● Instruction: Without altering anything, repeat each of the records.

Rows from a dataset
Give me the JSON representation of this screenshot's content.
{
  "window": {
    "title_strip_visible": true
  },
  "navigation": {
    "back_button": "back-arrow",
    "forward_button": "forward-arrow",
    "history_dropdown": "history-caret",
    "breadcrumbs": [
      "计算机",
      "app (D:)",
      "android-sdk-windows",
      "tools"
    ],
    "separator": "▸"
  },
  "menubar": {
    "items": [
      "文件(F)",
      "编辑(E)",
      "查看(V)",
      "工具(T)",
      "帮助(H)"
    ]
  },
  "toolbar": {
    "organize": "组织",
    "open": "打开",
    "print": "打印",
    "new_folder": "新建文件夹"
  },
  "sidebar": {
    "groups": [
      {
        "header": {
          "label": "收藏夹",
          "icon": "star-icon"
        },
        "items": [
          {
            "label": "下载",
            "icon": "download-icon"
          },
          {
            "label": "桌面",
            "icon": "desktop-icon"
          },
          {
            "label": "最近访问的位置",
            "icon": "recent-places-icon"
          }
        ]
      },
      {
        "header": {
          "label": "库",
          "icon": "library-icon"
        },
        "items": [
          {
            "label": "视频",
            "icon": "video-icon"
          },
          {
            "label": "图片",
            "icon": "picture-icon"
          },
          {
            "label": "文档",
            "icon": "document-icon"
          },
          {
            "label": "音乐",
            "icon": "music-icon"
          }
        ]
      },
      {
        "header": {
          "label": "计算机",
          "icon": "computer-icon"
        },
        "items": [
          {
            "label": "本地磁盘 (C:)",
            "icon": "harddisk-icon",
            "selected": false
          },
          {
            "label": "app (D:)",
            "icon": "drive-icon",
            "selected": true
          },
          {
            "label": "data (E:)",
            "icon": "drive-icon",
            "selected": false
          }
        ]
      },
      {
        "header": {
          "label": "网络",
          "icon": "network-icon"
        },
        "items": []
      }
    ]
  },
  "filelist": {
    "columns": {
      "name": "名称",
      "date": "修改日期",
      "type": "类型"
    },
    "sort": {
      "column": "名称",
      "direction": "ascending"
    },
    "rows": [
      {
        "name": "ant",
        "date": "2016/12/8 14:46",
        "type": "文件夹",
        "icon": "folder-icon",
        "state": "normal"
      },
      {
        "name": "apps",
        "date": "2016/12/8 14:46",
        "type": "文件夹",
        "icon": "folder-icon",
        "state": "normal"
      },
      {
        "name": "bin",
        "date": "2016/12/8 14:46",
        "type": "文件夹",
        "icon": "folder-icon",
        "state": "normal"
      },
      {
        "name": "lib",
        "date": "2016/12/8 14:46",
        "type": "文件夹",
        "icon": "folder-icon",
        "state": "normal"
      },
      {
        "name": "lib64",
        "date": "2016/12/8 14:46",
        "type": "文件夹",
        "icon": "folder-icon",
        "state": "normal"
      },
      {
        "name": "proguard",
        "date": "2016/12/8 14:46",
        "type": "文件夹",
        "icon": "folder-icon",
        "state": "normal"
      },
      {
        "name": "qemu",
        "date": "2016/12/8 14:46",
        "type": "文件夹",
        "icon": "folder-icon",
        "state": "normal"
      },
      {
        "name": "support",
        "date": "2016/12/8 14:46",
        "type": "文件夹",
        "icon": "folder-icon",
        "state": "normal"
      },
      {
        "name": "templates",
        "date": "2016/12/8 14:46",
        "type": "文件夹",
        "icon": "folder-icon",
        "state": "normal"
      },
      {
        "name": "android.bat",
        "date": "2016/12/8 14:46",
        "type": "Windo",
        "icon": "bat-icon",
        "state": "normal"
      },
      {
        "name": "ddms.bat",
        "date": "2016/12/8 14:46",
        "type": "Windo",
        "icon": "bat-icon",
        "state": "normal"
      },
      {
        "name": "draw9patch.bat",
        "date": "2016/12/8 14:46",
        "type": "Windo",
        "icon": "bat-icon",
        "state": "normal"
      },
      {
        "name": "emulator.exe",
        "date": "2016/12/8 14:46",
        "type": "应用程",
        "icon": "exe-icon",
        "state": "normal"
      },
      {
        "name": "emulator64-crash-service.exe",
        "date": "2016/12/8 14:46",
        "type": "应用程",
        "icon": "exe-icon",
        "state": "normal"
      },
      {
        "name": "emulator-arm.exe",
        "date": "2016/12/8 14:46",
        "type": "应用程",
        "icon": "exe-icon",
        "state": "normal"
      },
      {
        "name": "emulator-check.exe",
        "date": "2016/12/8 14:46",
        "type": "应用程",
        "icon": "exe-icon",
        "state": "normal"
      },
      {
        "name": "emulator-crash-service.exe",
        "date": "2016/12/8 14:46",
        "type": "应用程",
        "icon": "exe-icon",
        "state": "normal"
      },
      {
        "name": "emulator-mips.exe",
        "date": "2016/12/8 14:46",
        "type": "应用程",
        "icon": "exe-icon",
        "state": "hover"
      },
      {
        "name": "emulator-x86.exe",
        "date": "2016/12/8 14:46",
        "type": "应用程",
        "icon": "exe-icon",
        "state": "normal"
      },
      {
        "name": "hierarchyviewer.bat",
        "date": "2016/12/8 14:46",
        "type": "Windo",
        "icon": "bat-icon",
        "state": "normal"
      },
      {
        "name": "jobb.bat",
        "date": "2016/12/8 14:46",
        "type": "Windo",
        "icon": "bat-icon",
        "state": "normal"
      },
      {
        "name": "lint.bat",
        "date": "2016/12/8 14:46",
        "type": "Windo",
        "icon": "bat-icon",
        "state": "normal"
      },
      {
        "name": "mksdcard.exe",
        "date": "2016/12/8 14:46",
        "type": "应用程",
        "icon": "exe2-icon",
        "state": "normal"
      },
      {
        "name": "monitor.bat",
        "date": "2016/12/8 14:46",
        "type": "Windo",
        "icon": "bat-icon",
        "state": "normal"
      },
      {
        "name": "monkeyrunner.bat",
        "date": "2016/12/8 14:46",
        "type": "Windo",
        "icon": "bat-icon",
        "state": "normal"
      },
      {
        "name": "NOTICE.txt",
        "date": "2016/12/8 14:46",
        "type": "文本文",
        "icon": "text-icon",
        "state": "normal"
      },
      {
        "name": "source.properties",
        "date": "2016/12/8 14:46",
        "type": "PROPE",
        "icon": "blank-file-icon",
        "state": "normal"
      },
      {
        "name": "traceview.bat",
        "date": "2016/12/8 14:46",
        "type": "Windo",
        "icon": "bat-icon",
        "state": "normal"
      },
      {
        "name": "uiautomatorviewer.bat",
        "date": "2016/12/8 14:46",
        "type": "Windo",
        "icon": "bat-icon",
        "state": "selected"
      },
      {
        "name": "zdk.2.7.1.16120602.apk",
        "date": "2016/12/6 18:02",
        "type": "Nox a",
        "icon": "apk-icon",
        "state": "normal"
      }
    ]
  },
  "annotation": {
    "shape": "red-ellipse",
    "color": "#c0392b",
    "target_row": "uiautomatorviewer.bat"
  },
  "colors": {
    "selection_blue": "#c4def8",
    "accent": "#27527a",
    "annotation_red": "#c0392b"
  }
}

● Task solution:
Give me the JSON representation of this screenshot's content.
{
  "window": {
    "title_strip_visible": true
  },
  "navigation": {
    "back_button": "back-arrow",
    "forward_button": "forward-arrow",
    "history_dropdown": "history-caret",
    "breadcrumbs": [
      "计算机",
      "app (D:)",
      "android-sdk-windows",
      "tools"
    ],
    "separator": "▸"
  },
  "menubar": {
    "items": [
      "文件(F)",
      "编辑(E)",
      "查看(V)",
      "工具(T)",
      "帮助(H)"
    ]
  },
  "toolbar": {
    "organize": "组织",
    "open": "打开",
    "print": "打印",
    "new_folder": "新建文件夹"
  },
  "sidebar": {
    "groups": [
      {
        "header": {
          "label": "收藏夹",
          "icon": "star-icon"
        },
        "items": [
          {
            "label": "下载",
            "icon": "download-icon"
          },
          {
            "label": "桌面",
            "icon": "desktop-icon"
          },
          {
            "label": "最近访问的位置",
            "icon": "recent-places-icon"
          }
        ]
      },
      {
        "header": {
          "label": "库",
          "icon": "library-icon"
        },
        "items": [
          {
            "label": "视频",
            "icon": "video-icon"
          },
          {
            "label": "图片",
            "icon": "picture-icon"
          },
          {
            "label": "文档",
            "icon": "document-icon"
          },
          {
            "label": "音乐",
            "icon": "music-icon"
          }
        ]
      },
      {
        "header": {
          "label": "计算机",
          "icon": "computer-icon"
        },
        "items": [
          {
            "label": "本地磁盘 (C:)",
            "icon": "harddisk-icon",
            "selected": false
          },
          {
            "label": "app (D:)",
            "icon": "drive-icon",
            "selected": true
          },
          {
            "label": "data (E:)",
            "icon": "drive-icon",
            "selected": false
          }
        ]
      },
      {
        "header": {
          "label": "网络",
          "icon": "network-icon"
        },
        "items": []
      }
    ]
  },
  "filelist": {
    "columns": {
      "name": "名称",
      "date": "修改日期",
      "type": "类型"
    },
    "sort": {
      "column": "名称",
      "direction": "ascending"
    },
    "rows": [
      {
        "name": "ant",
        "date": "2016/12/8 14:46",
        "type": "文件夹",
        "icon": "folder-icon",
        "state": "normal"
      },
      {
        "name": "apps",
        "date": "2016/12/8 14:46",
        "type": "文件夹",
        "icon": "folder-icon",
        "state": "normal"
      },
      {
        "name": "bin",
        "date": "2016/12/8 14:46",
        "type": "文件夹",
        "icon": "folder-icon",
        "state": "normal"
      },
      {
        "name": "lib",
        "date": "2016/12/8 14:46",
        "type": "文件夹",
        "icon": "folder-icon",
        "state": "normal"
      },
      {
        "name": "lib64",
        "date": "2016/12/8 14:46",
        "type": "文件夹",
        "icon": "folder-icon",
        "state": "normal"
      },
      {
        "name": "proguard",
        "date": "2016/12/8 14:46",
        "type": "文件夹",
        "icon": "folder-icon",
        "state": "normal"
      },
      {
        "name": "qemu",
        "date": "2016/12/8 14:46",
        "type": "文件夹",
        "icon": "folder-icon",
        "state": "normal"
      },
      {
        "name": "support",
        "date": "2016/12/8 14:46",
        "type": "文件夹",
        "icon": "folder-icon",
        "state": "normal"
      },
      {
        "name": "templates",
        "date": "2016/12/8 14:46",
        "type": "文件夹",
        "icon": "folder-icon",
        "state": "normal"
      },
      {
        "name": "android.bat",
        "date": "2016/12/8 14:46",
        "type": "Windo",
        "icon": "bat-icon",
        "state": "normal"
      },
      {
        "name": "ddms.bat",
        "date": "2016/12/8 14:46",
        "type": "Windo",
        "icon": "bat-icon",
        "state": "normal"
      },
      {
        "name": "draw9patch.bat",
        "date": "2016/12/8 14:46",
        "type": "Windo",
        "icon": "bat-icon",
        "state": "normal"
      },
      {
        "name": "emulator.exe",
        "date": "2016/12/8 14:46",
        "type": "应用程",
        "icon": "exe-icon",
        "state": "normal"
      },
      {
        "name": "emulator64-crash-service.exe",
        "date": "2016/12/8 14:46",
        "type": "应用程",
        "icon": "exe-icon",
        "state": "normal"
      },
      {
        "name": "emulator-arm.exe",
        "date": "2016/12/8 14:46",
        "type": "应用程",
        "icon": "exe-icon",
        "state": "normal"
      },
      {
        "name": "emulator-check.exe",
        "date": "2016/12/8 14:46",
        "type": "应用程",
        "icon": "exe-icon",
        "state": "normal"
      },
      {
        "name": "emulator-crash-service.exe",
        "date": "2016/12/8 14:46",
        "type": "应用程",
        "icon": "exe-icon",
        "state": "normal"
      },
      {
        "name": "emulator-mips.exe",
        "date": "2016/12/8 14:46",
        "type": "应用程",
        "icon": "exe-icon",
        "state": "hover"
      },
      {
        "name": "emulator-x86.exe",
        "date": "2016/12/8 14:46",
        "type": "应用程",
        "icon": "exe-icon",
        "state": "normal"
      },
      {
        "name": "hierarchyviewer.bat",
        "date": "2016/12/8 14:46",
        "type": "Windo",
        "icon": "bat-icon",
        "state": "normal"
      },
      {
        "name": "jobb.bat",
        "date": "2016/12/8 14:46",
        "type": "Windo",
        "icon": "bat-icon",
        "state": "normal"
      },
      {
        "name": "lint.bat",
        "date": "2016/12/8 14:46",
        "type": "Windo",
        "icon": "bat-icon",
        "state": "normal"
      },
      {
        "name": "mksdcard.exe",
        "date": "2016/12/8 14:46",
        "type": "应用程",
        "icon": "exe2-icon",
        "state": "normal"
      },
      {
        "name": "monitor.bat",
        "date": "2016/12/8 14:46",
        "type": "Windo",
        "icon": "bat-icon",
        "state": "normal"
      },
      {
        "name": "monkeyrunner.bat",
        "date": "2016/12/8 14:46",
        "type": "Windo",
        "icon": "bat-icon",
        "state": "normal"
      },
      {
        "name": "NOTICE.txt",
        "date": "2016/12/8 14:46",
        "type": "文本文",
        "icon": "text-icon",
        "state": "normal"
      },
      {
        "name": "source.properties",
        "date": "2016/12/8 14:46",
        "type": "PROPE",
        "icon": "blank-file-icon",
        "state": "normal"
      },
      {
        "name": "traceview.bat",
        "date": "2016/12/8 14:46",
        "type": "Windo",
        "icon": "bat-icon",
        "state": "normal"
      },
      {
        "name": "uiautomatorviewer.bat",
        "date": "2016/12/8 14:46",
        "type": "Windo",
        "icon": "bat-icon",
        "state": "selected"
      },
      {
        "name": "zdk.2.7.1.16120602.apk",
        "date": "2016/12/6 18:02",
        "type": "Nox a",
        "icon": "apk-icon",
        "state": "normal"
      }
    ]
  },
  "annotation": {
    "shape": "red-ellipse",
    "color": "#c0392b",
    "target_row": "uiautomatorviewer.bat"
  },
  "colors": {
    "selection_blue": "#c4def8",
    "accent": "#27527a",
    "annotation_red": "#c0392b"
  }
}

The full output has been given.